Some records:
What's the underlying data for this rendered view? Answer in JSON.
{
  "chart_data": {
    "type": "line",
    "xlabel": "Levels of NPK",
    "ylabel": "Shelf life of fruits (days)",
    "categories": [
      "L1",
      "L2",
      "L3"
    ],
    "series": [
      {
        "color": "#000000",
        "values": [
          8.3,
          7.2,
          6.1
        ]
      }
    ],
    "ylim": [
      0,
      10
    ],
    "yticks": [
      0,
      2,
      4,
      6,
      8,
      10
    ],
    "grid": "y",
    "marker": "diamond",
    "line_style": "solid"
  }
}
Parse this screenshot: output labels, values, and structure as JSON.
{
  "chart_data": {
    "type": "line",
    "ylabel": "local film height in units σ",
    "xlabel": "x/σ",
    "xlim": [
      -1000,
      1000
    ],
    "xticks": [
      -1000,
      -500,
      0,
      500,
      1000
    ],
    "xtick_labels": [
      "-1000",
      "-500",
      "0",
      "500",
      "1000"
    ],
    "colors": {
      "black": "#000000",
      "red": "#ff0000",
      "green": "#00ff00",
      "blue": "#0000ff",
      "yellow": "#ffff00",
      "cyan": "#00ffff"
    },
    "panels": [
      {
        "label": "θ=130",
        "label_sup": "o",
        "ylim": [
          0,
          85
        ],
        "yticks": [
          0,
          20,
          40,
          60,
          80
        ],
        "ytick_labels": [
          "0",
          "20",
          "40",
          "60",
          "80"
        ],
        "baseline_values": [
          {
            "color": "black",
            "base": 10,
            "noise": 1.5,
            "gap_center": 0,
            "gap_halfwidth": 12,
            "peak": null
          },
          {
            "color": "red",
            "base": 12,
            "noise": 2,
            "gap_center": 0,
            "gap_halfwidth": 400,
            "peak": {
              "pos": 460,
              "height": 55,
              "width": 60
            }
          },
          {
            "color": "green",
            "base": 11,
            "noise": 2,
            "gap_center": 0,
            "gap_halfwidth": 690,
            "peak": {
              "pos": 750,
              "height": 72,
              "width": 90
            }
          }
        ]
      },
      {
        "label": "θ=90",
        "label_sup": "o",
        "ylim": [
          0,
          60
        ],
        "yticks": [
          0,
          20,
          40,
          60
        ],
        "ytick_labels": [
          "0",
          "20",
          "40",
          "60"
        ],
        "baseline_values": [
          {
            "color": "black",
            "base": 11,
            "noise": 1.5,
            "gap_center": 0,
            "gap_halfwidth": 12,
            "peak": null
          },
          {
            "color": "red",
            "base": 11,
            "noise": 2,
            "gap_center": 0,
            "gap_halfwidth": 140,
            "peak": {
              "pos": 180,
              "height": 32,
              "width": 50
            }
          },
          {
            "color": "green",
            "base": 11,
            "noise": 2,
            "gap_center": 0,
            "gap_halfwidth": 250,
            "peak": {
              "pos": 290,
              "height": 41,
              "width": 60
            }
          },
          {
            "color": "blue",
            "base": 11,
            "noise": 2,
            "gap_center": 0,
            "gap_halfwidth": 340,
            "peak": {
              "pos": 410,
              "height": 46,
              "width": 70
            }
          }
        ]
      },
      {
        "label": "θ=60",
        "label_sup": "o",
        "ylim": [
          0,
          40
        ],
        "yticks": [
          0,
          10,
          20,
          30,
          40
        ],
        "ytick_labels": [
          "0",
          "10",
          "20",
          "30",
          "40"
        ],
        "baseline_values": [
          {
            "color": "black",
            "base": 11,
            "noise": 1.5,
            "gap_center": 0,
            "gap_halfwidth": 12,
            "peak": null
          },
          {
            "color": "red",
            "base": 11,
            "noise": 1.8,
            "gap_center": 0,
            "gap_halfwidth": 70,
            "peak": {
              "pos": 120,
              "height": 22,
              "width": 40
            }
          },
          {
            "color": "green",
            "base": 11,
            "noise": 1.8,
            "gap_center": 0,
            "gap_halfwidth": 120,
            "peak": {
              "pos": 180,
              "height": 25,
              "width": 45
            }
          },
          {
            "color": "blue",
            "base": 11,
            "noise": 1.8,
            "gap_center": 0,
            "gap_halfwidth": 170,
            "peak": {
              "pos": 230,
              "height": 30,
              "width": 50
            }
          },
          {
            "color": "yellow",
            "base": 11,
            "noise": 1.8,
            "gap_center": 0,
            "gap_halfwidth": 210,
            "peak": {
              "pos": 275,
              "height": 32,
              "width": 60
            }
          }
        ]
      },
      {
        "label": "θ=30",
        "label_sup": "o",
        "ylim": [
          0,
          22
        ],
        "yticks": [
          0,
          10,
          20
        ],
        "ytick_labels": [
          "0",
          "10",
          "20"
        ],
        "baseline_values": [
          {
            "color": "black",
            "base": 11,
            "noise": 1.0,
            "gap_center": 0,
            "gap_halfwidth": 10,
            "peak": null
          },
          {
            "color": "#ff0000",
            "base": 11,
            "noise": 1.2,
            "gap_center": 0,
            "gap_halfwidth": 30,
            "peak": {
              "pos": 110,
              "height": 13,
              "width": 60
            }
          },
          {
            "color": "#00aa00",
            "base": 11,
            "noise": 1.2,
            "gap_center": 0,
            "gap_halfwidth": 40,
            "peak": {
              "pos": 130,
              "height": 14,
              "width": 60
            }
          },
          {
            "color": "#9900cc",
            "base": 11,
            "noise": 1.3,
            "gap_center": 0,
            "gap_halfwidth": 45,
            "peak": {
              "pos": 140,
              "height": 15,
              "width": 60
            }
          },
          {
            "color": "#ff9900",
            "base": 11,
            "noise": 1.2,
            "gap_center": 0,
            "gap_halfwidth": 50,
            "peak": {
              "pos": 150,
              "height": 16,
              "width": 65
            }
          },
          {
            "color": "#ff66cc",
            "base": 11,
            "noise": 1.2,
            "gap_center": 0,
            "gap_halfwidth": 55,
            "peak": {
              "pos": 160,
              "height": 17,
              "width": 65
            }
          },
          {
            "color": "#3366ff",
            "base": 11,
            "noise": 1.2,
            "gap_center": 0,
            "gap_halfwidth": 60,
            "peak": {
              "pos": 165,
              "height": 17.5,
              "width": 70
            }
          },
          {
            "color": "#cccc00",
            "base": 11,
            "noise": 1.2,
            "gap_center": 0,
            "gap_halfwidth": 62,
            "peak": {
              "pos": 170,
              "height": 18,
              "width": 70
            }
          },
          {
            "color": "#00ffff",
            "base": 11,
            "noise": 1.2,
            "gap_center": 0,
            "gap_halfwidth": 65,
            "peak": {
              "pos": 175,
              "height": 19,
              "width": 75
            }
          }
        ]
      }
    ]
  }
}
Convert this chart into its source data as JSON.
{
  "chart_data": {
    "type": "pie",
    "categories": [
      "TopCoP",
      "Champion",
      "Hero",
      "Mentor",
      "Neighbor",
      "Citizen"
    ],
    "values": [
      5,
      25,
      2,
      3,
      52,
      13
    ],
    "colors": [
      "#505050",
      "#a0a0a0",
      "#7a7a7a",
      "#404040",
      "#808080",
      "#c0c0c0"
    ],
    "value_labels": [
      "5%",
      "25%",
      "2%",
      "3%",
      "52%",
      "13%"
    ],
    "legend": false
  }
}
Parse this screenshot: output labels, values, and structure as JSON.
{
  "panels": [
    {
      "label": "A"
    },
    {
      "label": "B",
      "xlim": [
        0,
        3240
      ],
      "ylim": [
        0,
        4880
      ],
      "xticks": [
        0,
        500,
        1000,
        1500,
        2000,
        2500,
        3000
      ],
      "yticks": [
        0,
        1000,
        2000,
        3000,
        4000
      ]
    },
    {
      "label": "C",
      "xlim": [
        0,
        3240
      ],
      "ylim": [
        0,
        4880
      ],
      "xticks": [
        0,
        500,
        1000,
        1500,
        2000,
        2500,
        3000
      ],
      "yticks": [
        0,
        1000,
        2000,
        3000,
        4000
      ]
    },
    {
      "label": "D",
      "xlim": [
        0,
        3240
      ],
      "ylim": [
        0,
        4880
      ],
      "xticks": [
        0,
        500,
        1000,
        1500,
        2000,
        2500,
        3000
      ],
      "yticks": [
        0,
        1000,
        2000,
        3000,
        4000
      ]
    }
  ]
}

#### Written request
Every line that holds the word "JSON" should be extracted.

#### Result below
What's the underlying data for this rendered view? Answer in JSON.
Parse this screenshot: output labels, values, and structure as JSON.
Convert this chart into its source data as JSON.
Parse this screenshot: output labels, values, and structure as JSON.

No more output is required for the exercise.